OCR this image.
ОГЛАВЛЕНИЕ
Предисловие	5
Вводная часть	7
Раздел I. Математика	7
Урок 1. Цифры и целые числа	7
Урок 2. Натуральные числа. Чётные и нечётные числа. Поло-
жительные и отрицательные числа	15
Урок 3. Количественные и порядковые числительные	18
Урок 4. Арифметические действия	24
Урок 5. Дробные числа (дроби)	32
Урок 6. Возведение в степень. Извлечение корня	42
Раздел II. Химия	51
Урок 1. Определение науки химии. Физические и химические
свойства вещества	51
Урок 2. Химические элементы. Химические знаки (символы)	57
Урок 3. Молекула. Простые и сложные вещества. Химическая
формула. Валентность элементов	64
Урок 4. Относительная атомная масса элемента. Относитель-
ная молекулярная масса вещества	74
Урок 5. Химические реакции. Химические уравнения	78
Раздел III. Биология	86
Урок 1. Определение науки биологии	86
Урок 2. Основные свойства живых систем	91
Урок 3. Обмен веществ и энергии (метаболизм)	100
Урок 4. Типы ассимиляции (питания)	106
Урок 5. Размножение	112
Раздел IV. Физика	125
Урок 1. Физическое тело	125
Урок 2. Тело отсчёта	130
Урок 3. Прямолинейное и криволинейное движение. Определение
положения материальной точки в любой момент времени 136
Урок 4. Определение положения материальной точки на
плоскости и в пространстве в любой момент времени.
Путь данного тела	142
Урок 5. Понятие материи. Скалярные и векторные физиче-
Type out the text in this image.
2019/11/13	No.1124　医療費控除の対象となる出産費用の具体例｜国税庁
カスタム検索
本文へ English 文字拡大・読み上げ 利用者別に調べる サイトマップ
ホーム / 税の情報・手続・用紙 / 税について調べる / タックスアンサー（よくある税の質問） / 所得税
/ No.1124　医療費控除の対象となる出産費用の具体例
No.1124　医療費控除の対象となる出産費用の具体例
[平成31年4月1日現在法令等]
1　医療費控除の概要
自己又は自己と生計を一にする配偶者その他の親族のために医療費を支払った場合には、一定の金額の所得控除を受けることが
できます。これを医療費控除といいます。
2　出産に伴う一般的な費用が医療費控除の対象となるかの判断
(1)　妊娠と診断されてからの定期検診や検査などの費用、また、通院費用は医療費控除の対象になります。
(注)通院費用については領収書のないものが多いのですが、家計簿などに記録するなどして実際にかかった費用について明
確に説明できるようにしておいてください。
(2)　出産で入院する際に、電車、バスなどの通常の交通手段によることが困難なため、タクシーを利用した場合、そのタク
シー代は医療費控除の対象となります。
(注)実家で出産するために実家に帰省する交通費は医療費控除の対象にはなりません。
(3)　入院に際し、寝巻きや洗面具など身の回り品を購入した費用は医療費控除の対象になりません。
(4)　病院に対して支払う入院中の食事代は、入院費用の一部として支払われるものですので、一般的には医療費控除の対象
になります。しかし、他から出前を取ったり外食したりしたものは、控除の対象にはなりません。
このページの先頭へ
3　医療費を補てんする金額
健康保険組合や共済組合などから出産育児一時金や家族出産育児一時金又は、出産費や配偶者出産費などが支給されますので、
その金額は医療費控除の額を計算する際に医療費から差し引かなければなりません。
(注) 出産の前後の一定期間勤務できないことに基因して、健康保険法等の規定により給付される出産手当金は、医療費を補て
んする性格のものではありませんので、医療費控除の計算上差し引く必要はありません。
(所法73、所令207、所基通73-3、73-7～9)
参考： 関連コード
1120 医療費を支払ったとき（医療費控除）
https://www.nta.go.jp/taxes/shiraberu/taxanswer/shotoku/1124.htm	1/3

::::::::

_YOUR GOAL_
Repeat the listing in full, keeping every line exactly as it is.

_RESULT BELOW_
OCR this image.
ОГЛАВЛЕНИЕ
Предисловие	5
Вводная часть	7
Раздел I. Математика	7
Урок 1. Цифры и целые числа	7
Урок 2. Натуральные числа. Чётные и нечётные числа. Поло-
жительные и отрицательные числа	15
Урок 3. Количественные и порядковые числительные	18
Урок 4. Арифметические действия	24
Урок 5. Дробные числа (дроби)	32
Урок 6. Возведение в степень. Извлечение корня	42
Раздел II. Химия	51
Урок 1. Определение науки химии. Физические и химические
свойства вещества	51
Урок 2. Химические элементы. Химические знаки (символы)	57
Урок 3. Молекула. Простые и сложные вещества. Химическая
формула. Валентность элементов	64
Урок 4. Относительная атомная масса элемента. Относитель-
ная молекулярная масса вещества	74
Урок 5. Химические реакции. Химические уравнения	78
Раздел III. Биология	86
Урок 1. Определение науки биологии	86
Урок 2. Основные свойства живых систем	91
Урок 3. Обмен веществ и энергии (метаболизм)	100
Урок 4. Типы ассимиляции (питания)	106
Урок 5. Размножение	112
Раздел IV. Физика	125
Урок 1. Физическое тело	125
Урок 2. Тело отсчёта	130
Урок 3. Прямолинейное и криволинейное движение. Определение
положения материальной точки в любой момент времени 136
Урок 4. Определение положения материальной точки на
плоскости и в пространстве в любой момент времени.
Путь данного тела	142
Урок 5. Понятие материи. Скалярные и векторные физиче-
Type out the text in this image.
2019/11/13	No.1124　医療費控除の対象となる出産費用の具体例｜国税庁
カスタム検索
本文へ English 文字拡大・読み上げ 利用者別に調べる サイトマップ
ホーム / 税の情報・手続・用紙 / 税について調べる / タックスアンサー（よくある税の質問） / 所得税
/ No.1124　医療費控除の対象となる出産費用の具体例
No.1124　医療費控除の対象となる出産費用の具体例
[平成31年4月1日現在法令等]
1　医療費控除の概要
自己又は自己と生計を一にする配偶者その他の親族のために医療費を支払った場合には、一定の金額の所得控除を受けることが
できます。これを医療費控除といいます。
2　出産に伴う一般的な費用が医療費控除の対象となるかの判断
(1)　妊娠と診断されてからの定期検診や検査などの費用、また、通院費用は医療費控除の対象になります。
(注)通院費用については領収書のないものが多いのですが、家計簿などに記録するなどして実際にかかった費用について明
確に説明できるようにしておいてください。
(2)　出産で入院する際に、電車、バスなどの通常の交通手段によることが困難なため、タクシーを利用した場合、そのタク
シー代は医療費控除の対象となります。
(注)実家で出産するために実家に帰省する交通費は医療費控除の対象にはなりません。
(3)　入院に際し、寝巻きや洗面具など身の回り品を購入した費用は医療費控除の対象になりません。
(4)　病院に対して支払う入院中の食事代は、入院費用の一部として支払われるものですので、一般的には医療費控除の対象
になります。しかし、他から出前を取ったり外食したりしたものは、控除の対象にはなりません。
このページの先頭へ
3　医療費を補てんする金額
健康保険組合や共済組合などから出産育児一時金や家族出産育児一時金又は、出産費や配偶者出産費などが支給されますので、
その金額は医療費控除の額を計算する際に医療費から差し引かなければなりません。
(注) 出産の前後の一定期間勤務できないことに基因して、健康保険法等の規定により給付される出産手当金は、医療費を補て
んする性格のものではありませんので、医療費控除の計算上差し引く必要はありません。
(所法73、所令207、所基通73-3、73-7～9)
参考： 関連コード
1120 医療費を支払ったとき（医療費控除）
https://www.nta.go.jp/taxes/shiraberu/taxanswer/shotoku/1124.htm	1/3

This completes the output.